INSTRUCTION :: Copy every entry word for word, but skip the pictures.

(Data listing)
----

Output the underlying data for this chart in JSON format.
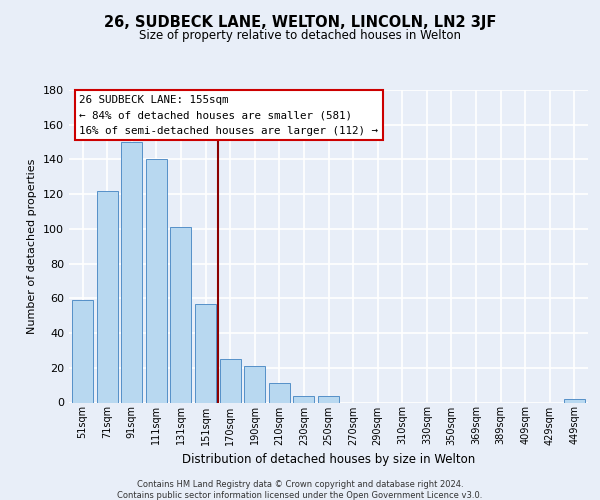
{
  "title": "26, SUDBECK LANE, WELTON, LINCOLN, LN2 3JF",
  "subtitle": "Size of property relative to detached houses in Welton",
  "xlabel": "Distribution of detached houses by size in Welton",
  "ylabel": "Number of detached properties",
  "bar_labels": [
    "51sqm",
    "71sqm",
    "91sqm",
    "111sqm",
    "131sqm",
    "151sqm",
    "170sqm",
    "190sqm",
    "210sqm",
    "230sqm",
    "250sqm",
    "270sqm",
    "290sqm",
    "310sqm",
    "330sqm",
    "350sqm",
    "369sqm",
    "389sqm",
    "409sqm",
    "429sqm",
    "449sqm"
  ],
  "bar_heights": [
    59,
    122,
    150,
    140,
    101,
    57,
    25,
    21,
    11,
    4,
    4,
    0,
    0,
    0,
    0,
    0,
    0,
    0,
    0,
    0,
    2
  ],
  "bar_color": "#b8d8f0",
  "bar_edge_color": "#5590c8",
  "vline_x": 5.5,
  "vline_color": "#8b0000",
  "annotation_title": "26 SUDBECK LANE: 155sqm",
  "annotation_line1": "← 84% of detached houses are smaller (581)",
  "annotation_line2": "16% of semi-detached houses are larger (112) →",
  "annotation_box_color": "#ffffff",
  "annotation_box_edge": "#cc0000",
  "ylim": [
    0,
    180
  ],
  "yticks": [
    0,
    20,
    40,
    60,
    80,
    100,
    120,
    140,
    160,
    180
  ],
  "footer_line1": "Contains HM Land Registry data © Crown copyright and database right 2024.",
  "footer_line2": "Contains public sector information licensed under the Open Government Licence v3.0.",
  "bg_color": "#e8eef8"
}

----

RESPONSE ::
Output the underlying data for this chart in JSON format.
{
  "title": "26, SUDBECK LANE, WELTON, LINCOLN, LN2 3JF",
  "subtitle": "Size of property relative to detached houses in Welton",
  "xlabel": "Distribution of detached houses by size in Welton",
  "ylabel": "Number of detached properties",
  "bar_labels": [
    "51sqm",
    "71sqm",
    "91sqm",
    "111sqm",
    "131sqm",
    "151sqm",
    "170sqm",
    "190sqm",
    "210sqm",
    "230sqm",
    "250sqm",
    "270sqm",
    "290sqm",
    "310sqm",
    "330sqm",
    "350sqm",
    "369sqm",
    "389sqm",
    "409sqm",
    "429sqm",
    "449sqm"
  ],
  "bar_heights": [
    59,
    122,
    150,
    140,
    101,
    57,
    25,
    21,
    11,
    4,
    4,
    0,
    0,
    0,
    0,
    0,
    0,
    0,
    0,
    0,
    2
  ],
  "bar_color": "#b8d8f0",
  "bar_edge_color": "#5590c8",
  "vline_x": 5.5,
  "vline_color": "#8b0000",
  "annotation_title": "26 SUDBECK LANE: 155sqm",
  "annotation_line1": "← 84% of detached houses are smaller (581)",
  "annotation_line2": "16% of semi-detached houses are larger (112) →",
  "annotation_box_color": "#ffffff",
  "annotation_box_edge": "#cc0000",
  "ylim": [
    0,
    180
  ],
  "yticks": [
    0,
    20,
    40,
    60,
    80,
    100,
    120,
    140,
    160,
    180
  ],
  "footer_line1": "Contains HM Land Registry data © Crown copyright and database right 2024.",
  "footer_line2": "Contains public sector information licensed under the Open Government Licence v3.0.",
  "bg_color": "#e8eef8"
}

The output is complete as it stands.